(A run of records)
-=-=-=-=-
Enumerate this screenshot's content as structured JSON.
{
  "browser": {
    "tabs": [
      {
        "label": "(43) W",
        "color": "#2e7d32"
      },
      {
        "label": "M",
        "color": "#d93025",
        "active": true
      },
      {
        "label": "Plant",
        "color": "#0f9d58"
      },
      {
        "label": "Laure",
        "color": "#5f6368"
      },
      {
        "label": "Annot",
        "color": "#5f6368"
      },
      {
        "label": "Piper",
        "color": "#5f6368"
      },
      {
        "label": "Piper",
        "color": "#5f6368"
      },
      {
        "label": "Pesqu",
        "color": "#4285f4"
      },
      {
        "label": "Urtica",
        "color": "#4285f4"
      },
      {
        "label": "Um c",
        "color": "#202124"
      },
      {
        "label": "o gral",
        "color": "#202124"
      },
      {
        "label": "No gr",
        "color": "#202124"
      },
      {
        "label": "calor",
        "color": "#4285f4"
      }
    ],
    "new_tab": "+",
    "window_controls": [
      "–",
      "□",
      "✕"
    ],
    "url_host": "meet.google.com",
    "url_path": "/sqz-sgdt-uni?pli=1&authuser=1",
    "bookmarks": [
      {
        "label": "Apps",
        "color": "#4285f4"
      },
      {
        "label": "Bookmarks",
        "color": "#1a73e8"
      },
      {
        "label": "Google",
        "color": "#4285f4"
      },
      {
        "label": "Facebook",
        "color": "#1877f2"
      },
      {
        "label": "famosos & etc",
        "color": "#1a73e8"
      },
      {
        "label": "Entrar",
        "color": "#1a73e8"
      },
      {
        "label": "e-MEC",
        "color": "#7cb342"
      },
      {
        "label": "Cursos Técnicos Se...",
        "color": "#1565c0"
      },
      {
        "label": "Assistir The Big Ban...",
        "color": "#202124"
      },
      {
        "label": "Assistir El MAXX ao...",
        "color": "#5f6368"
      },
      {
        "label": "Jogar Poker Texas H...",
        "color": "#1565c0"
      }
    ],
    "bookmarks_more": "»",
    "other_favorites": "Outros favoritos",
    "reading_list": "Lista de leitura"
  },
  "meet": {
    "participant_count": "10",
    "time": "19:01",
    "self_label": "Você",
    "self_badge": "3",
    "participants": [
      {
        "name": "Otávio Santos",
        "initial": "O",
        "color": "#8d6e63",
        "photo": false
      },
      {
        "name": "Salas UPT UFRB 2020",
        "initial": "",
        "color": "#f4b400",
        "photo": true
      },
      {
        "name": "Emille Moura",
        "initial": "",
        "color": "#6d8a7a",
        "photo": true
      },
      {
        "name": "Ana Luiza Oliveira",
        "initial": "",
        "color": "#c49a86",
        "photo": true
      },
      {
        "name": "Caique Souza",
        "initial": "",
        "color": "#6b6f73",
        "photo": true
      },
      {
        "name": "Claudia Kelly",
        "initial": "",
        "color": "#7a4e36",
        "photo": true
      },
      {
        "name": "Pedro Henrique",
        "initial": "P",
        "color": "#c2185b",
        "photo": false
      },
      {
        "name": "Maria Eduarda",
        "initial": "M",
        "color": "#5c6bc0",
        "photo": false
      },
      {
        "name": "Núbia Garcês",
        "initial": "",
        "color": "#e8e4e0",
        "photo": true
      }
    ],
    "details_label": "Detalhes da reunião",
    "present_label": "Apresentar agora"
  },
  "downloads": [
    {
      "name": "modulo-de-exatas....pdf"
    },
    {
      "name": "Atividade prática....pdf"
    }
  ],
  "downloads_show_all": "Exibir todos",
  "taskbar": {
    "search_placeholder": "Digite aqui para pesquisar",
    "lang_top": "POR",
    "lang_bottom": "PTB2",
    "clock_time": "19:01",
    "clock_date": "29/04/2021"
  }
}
-=-=-=-=-
**The problem:**
Copy out the material above in its entirety. Every detail must match.

**Solution to the exercise:**
Enumerate this screenshot's content as structured JSON.
{
  "browser": {
    "tabs": [
      {
        "label": "(43) W",
        "color": "#2e7d32"
      },
      {
        "label": "M",
        "color": "#d93025",
        "active": true
      },
      {
        "label": "Plant",
        "color": "#0f9d58"
      },
      {
        "label": "Laure",
        "color": "#5f6368"
      },
      {
        "label": "Annot",
        "color": "#5f6368"
      },
      {
        "label": "Piper",
        "color": "#5f6368"
      },
      {
        "label": "Piper",
        "color": "#5f6368"
      },
      {
        "label": "Pesqu",
        "color": "#4285f4"
      },
      {
        "label": "Urtica",
        "color": "#4285f4"
      },
      {
        "label": "Um c",
        "color": "#202124"
      },
      {
        "label": "o gral",
        "color": "#202124"
      },
      {
        "label": "No gr",
        "color": "#202124"
      },
      {
        "label": "calor",
        "color": "#4285f4"
      }
    ],
    "new_tab": "+",
    "window_controls": [
      "–",
      "□",
      "✕"
    ],
    "url_host": "meet.google.com",
    "url_path": "/sqz-sgdt-uni?pli=1&authuser=1",
    "bookmarks": [
      {
        "label": "Apps",
        "color": "#4285f4"
      },
      {
        "label": "Bookmarks",
        "color": "#1a73e8"
      },
      {
        "label": "Google",
        "color": "#4285f4"
      },
      {
        "label": "Facebook",
        "color": "#1877f2"
      },
      {
        "label": "famosos & etc",
        "color": "#1a73e8"
      },
      {
        "label": "Entrar",
        "color": "#1a73e8"
      },
      {
        "label": "e-MEC",
        "color": "#7cb342"
      },
      {
        "label": "Cursos Técnicos Se...",
        "color": "#1565c0"
      },
      {
        "label": "Assistir The Big Ban...",
        "color": "#202124"
      },
      {
        "label": "Assistir El MAXX ao...",
        "color": "#5f6368"
      },
      {
        "label": "Jogar Poker Texas H...",
        "color": "#1565c0"
      }
    ],
    "bookmarks_more": "»",
    "other_favorites": "Outros favoritos",
    "reading_list": "Lista de leitura"
  },
  "meet": {
    "participant_count": "10",
    "time": "19:01",
    "self_label": "Você",
    "self_badge": "3",
    "participants": [
      {
        "name": "Otávio Santos",
        "initial": "O",
        "color": "#8d6e63",
        "photo": false
      },
      {
        "name": "Salas UPT UFRB 2020",
        "initial": "",
        "color": "#f4b400",
        "photo": true
      },
      {
        "name": "Emille Moura",
        "initial": "",
        "color": "#6d8a7a",
        "photo": true
      },
      {
        "name": "Ana Luiza Oliveira",
        "initial": "",
        "color": "#c49a86",
        "photo": true
      },
      {
        "name": "Caique Souza",
        "initial": "",
        "color": "#6b6f73",
        "photo": true
      },
      {
        "name": "Claudia Kelly",
        "initial": "",
        "color": "#7a4e36",
        "photo": true
      },
      {
        "name": "Pedro Henrique",
        "initial": "P",
        "color": "#c2185b",
        "photo": false
      },
      {
        "name": "Maria Eduarda",
        "initial": "M",
        "color": "#5c6bc0",
        "photo": false
      },
      {
        "name": "Núbia Garcês",
        "initial": "",
        "color": "#e8e4e0",
        "photo": true
      }
    ],
    "details_label": "Detalhes da reunião",
    "present_label": "Apresentar agora"
  },
  "downloads": [
    {
      "name": "modulo-de-exatas....pdf"
    },
    {
      "name": "Atividade prática....pdf"
    }
  ],
  "downloads_show_all": "Exibir todos",
  "taskbar": {
    "search_placeholder": "Digite aqui para pesquisar",
    "lang_top": "POR",
    "lang_bottom": "PTB2",
    "clock_time": "19:01",
    "clock_date": "29/04/2021"
  }
}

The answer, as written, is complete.